----- Okuma Metni -----

BARIŞ
BARIŞ
Savaşların aslı barıştır.
Savaşmak için mi doğduk?
İnsanı anlatan bir kitabının adı savaşçıydı Doğan Cüceloğlu’nun.
Ortada bir savaş varsa bunun tarafları olmalı. Dışarıda mı, içerde mi bu taraf?
İkisi de.
Hangisi daha büyük ya da daha önemli?
İnsanın kendi içindeki savaşı mı? yoksa dışarıda ötekiyle olanı mı?
Uhud savaşından dönerken Hz Peygamber: küçük savaştan büyük savaşa dönüyoruz demişti. Bundan daha büyüğü mü diye sorulunca ki, o güne kadar en çok zayiat verilen savaştı, evet dedi ve insanın nefsiyle olan savaşı bundan daha büyüktür diye de ekledi.
Nefis deyince, dini literatüre ait bir kelime olunca , en azından bugünkü dilde, zihinlerinde din ve dünya kavramını ayrı tutanlar için de tersi olanlar için de kelime yalnızlaşıyor ve anlamsızlaşıyor. Aslında ifade gözlerini ve dikkatini kendine çevir ikazını yapıyor bize.
Bununla ilgili ne çok ikaz var. Hz Pir de kendi içindeki savaşla meşgul olsan başkasıyla uğraşacak halin kalmaz der.
Savaşlar yorucu.
Sükunet ve barış istiyor herkes. İçeride de dışarıda da.
Hepimiz sözde barış taraftarlarıyız.
Peki barış nasıl sağlanır?

----- Sağlanan Kayıtlar -----

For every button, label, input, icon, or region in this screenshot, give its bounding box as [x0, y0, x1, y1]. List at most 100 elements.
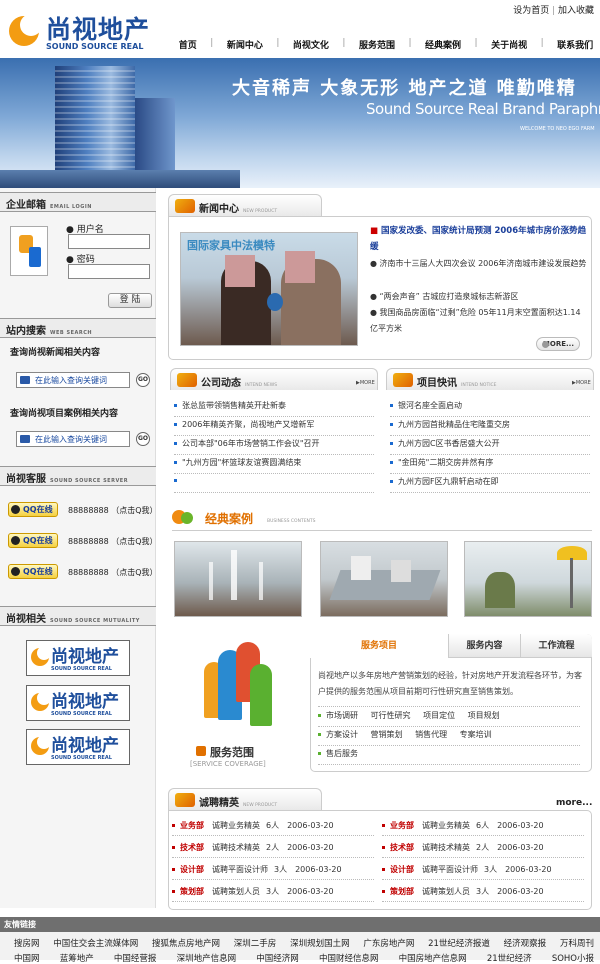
related-logo-link[interactable]: 尚视地产 SOUND SOURCE REAL — [26, 685, 130, 721]
news-search-input[interactable]: 在此输入查询关键词 — [16, 372, 130, 388]
project-news-item[interactable]: 九州方园F区九鼎轩启动在即 — [390, 476, 590, 493]
nav-news[interactable]: 新闻中心 — [227, 38, 263, 52]
company-news-item[interactable]: 公司本部"06年市场营销工作会议"召开 — [174, 438, 374, 455]
friend-link[interactable]: SOHO小报 — [552, 952, 594, 964]
qq-online-button[interactable]: QQ在线 — [8, 564, 58, 579]
service-item[interactable]: 项目规划 — [468, 711, 500, 720]
company-news-item[interactable] — [174, 476, 374, 493]
job-title: 诚聘业务精英 — [422, 821, 470, 830]
service-item[interactable]: 售后服务 — [326, 749, 358, 758]
company-news-item[interactable]: "九州方园"杯篮球友谊赛圆满结束 — [174, 457, 374, 474]
news-photo[interactable]: 国际家具中法模特 — [180, 232, 358, 346]
job-date: 2006-03-20 — [497, 843, 544, 852]
cases-subtitle: BUSINESS CONTENTS — [267, 519, 316, 524]
friend-link[interactable]: 21世纪经济 — [487, 952, 532, 964]
jobs-more-link[interactable]: more... — [556, 798, 592, 808]
friend-link[interactable]: 中国房地产信息网 — [399, 952, 467, 964]
related-logo-link[interactable]: 尚视地产 SOUND SOURCE REAL — [26, 640, 130, 676]
job-row[interactable]: 设计部 诚聘平面设计师 3人 2006-03-20 — [382, 862, 584, 880]
job-title: 诚聘业务精英 — [212, 821, 260, 830]
jobs-list: 业务部 诚聘业务精英 6人 2006-03-20 业务部 诚聘业务精英 6人 2006-03-… — [172, 818, 588, 906]
nav-home[interactable]: 首页 — [179, 38, 197, 52]
nav-culture[interactable]: 尚视文化 — [293, 38, 329, 52]
friend-link[interactable]: 中国经营报 — [114, 952, 157, 964]
login-button[interactable]: 登 陆 — [108, 293, 152, 308]
qq-online-button[interactable]: QQ在线 — [8, 533, 58, 548]
service-item[interactable]: 方案设计 — [326, 730, 358, 739]
job-row[interactable]: 技术部 诚聘技术精英 2人 2006-03-20 — [172, 840, 374, 858]
friend-link[interactable]: 搜房网 — [14, 937, 40, 949]
project-news-item[interactable]: 九州方园首批精品住宅隆重交房 — [390, 419, 590, 436]
service-item[interactable]: 项目定位 — [423, 711, 455, 720]
friend-link[interactable]: 广东房地产网 — [363, 937, 414, 949]
job-dept: 技术部 — [180, 843, 204, 852]
friend-link[interactable]: 中国财经信息网 — [319, 952, 379, 964]
news-headline[interactable]: ■ 国家发改委、国家统计局预测 2006年城市房价涨势趋缓 — [370, 223, 588, 255]
search-section-header: 站内搜索 WEB SEARCH — [0, 318, 156, 338]
friend-link[interactable]: 蓝筹地产 — [60, 952, 94, 964]
nav-cases[interactable]: 经典案例 — [425, 38, 461, 52]
logo-text-en: SOUND SOURCE REAL — [46, 42, 144, 51]
company-news-more[interactable]: ▶MORE — [356, 380, 375, 386]
job-row[interactable]: 技术部 诚聘技术精英 2人 2006-03-20 — [382, 840, 584, 858]
nav-about[interactable]: 关于尚视 — [491, 38, 527, 52]
service-items-row: 市场调研 可行性研究 项目定位 项目规划 — [318, 710, 580, 727]
friend-links-row: 搜房网 中国住交会主流媒体网 搜狐焦点房地产网 深圳二手房 深圳规划国土网 广东房地产网 2… — [0, 937, 600, 949]
job-row[interactable]: 策划部 诚聘策划人员 3人 2006-03-20 — [382, 884, 584, 902]
job-row[interactable]: 设计部 诚聘平面设计师 3人 2006-03-20 — [172, 862, 374, 880]
friend-link[interactable]: 经济观察报 — [504, 937, 547, 949]
service-item[interactable]: 营销策划 — [371, 730, 403, 739]
project-news-more[interactable]: ▶MORE — [572, 380, 591, 386]
job-dept: 策划部 — [180, 887, 204, 896]
news-more-button[interactable]: MORE... — [536, 337, 580, 351]
tab-service-content[interactable]: 服务内容 — [448, 634, 520, 658]
project-search-go-button[interactable]: GO — [136, 432, 150, 446]
nav-contact[interactable]: 联系我们 — [557, 38, 593, 52]
service-item[interactable]: 专案培训 — [460, 730, 492, 739]
project-news-item[interactable]: 银河名座全面启动 — [390, 400, 590, 417]
friend-link[interactable]: 深圳二手房 — [234, 937, 277, 949]
service-item[interactable]: 可行性研究 — [371, 711, 411, 720]
case-photo-fountain[interactable] — [174, 541, 302, 617]
nav-services[interactable]: 服务范围 — [359, 38, 395, 52]
add-favorite-link[interactable]: 加入收藏 — [558, 6, 594, 16]
news-item[interactable]: ● 济南市十三届人大四次会议 2006年济南城市建设发展趋势 — [370, 256, 588, 272]
tab-workflow[interactable]: 工作流程 — [520, 634, 592, 658]
service-item[interactable]: 销售代理 — [415, 730, 447, 739]
password-input[interactable] — [68, 264, 150, 279]
project-search-input[interactable]: 在此输入查询关键词 — [16, 431, 130, 447]
set-homepage-link[interactable]: 设为首页 — [513, 6, 549, 16]
friend-link[interactable]: 中国网 — [14, 952, 40, 964]
job-row[interactable]: 业务部 诚聘业务精英 6人 2006-03-20 — [172, 818, 374, 836]
job-row[interactable]: 策划部 诚聘策划人员 3人 2006-03-20 — [172, 884, 374, 902]
job-row[interactable]: 业务部 诚聘业务精英 6人 2006-03-20 — [382, 818, 584, 836]
job-title: 诚聘技术精英 — [212, 843, 260, 852]
friend-link[interactable]: 中国经济网 — [256, 952, 299, 964]
project-news-item[interactable]: 九州方园C区书香居盛大公开 — [390, 438, 590, 455]
friend-link[interactable]: 中国住交会主流媒体网 — [53, 937, 138, 949]
job-date: 2006-03-20 — [497, 821, 544, 830]
job-dept: 策划部 — [390, 887, 414, 896]
site-logo[interactable]: 尚视地产 SOUND SOURCE REAL — [6, 6, 176, 56]
qq-online-button[interactable]: QQ在线 — [8, 502, 58, 517]
news-item[interactable]: ● “两会声音” 古城应打造泉城标志新游区 — [370, 289, 588, 305]
project-news-item[interactable]: "金田苑"二期交房井然有序 — [390, 457, 590, 474]
friend-links: 搜房网 中国住交会主流媒体网 搜狐焦点房地产网 深圳二手房 深圳规划国土网 广东房地产网 2… — [0, 932, 600, 964]
friend-links-header: 友情链接 — [0, 917, 600, 932]
friend-link[interactable]: 21世纪经济报道 — [428, 937, 490, 949]
friend-link[interactable]: 万科周刊 — [560, 937, 594, 949]
company-news-item[interactable]: 2006年精英齐聚，尚视地产又增新军 — [174, 419, 374, 436]
tab-service-items[interactable]: 服务项目 — [310, 634, 448, 658]
case-photo-plaza[interactable] — [464, 541, 592, 617]
service-item[interactable]: 市场调研 — [326, 711, 358, 720]
username-input[interactable] — [68, 234, 150, 249]
news-item[interactable]: ● 我国商品房面临“过剩”危险 05年11月末空置面积达1.14亿平方米 — [370, 305, 588, 337]
friend-link[interactable]: 深圳地产信息网 — [177, 952, 237, 964]
related-logo-link[interactable]: 尚视地产 SOUND SOURCE REAL — [26, 729, 130, 765]
case-photo-model[interactable] — [320, 541, 448, 617]
company-news-item[interactable]: 张总监带领销售精英开赴新泰 — [174, 400, 374, 417]
news-search-go-button[interactable]: GO — [136, 373, 150, 387]
service-coverage-label-en: [SERVICE COVERAGE] — [190, 760, 266, 768]
friend-link[interactable]: 深圳规划国土网 — [290, 937, 350, 949]
friend-link[interactable]: 搜狐焦点房地产网 — [152, 937, 220, 949]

-----

# Alıştırma Yönergeleri:
(a) Okuma metnindeki "Ortada bir savaş varsa bunun tarafları olmalı." cümlesini İngilizceye çevirir misiniz?
(b) Okuma metnine göre şu soruları yanıtlar mısınız?
(i) Doğan Cüceloğlu'nun insanı anlatan kitabının adı neydi?
(ii) Hz Peygamber "küçük savaştan büyük savaşa dönüyoruz" sözünü hangi savaştan dönerken söylemişti?
(iii) Herkes içeride ve dışarıda ne istiyor?
(c) Okuma metninin "Hangisi daha büyük" ile başlayıp "Savaşlar yorucu." kısmına kadar devam eden bölümünü, "yorucu" sözcüğünü "yıpratıcı" ile değiştirerek yeniden yazar mısınız?

# Verilen Yanıtlar:
(a) If there is a war, it must have sides.

(b)
(i) Savaşçı
(ii) Uhud savaşından dönerken
(iii) Sükunet ve barış

(c)
Hangisi daha büyük ya da daha önemli?
İnsanın kendi içindeki savaşı mı? yoksa dışarıda ötekiyle olanı mı?
Uhud savaşından dönerken Hz Peygamber: küçük savaştan büyük savaşa dönüyoruz demişti. Bundan daha büyüğü mü diye sorulunca ki, o güne kadar en çok zayiat verilen savaştı, evet dedi ve insanın nefsiyle olan savaşı bundan daha büyüktür diye de ekledi.
Nefis deyince, dini literatüre ait bir kelime olunca , en azından bugünkü dilde, zihinlerinde din ve dünya kavramını ayrı tutanlar için de tersi olanlar için de kelime yalnızlaşıyor ve anlamsızlaşıyor. Aslında ifade gözlerini ve dikkatini kendine çevir ikazını yapıyor bize.
Bununla ilgili ne çok ikaz var. Hz Pir de kendi içindeki savaşla meşgul olsan başkasıyla uğraşacak halin kalmaz der.
Savaşlar yıpratıcı.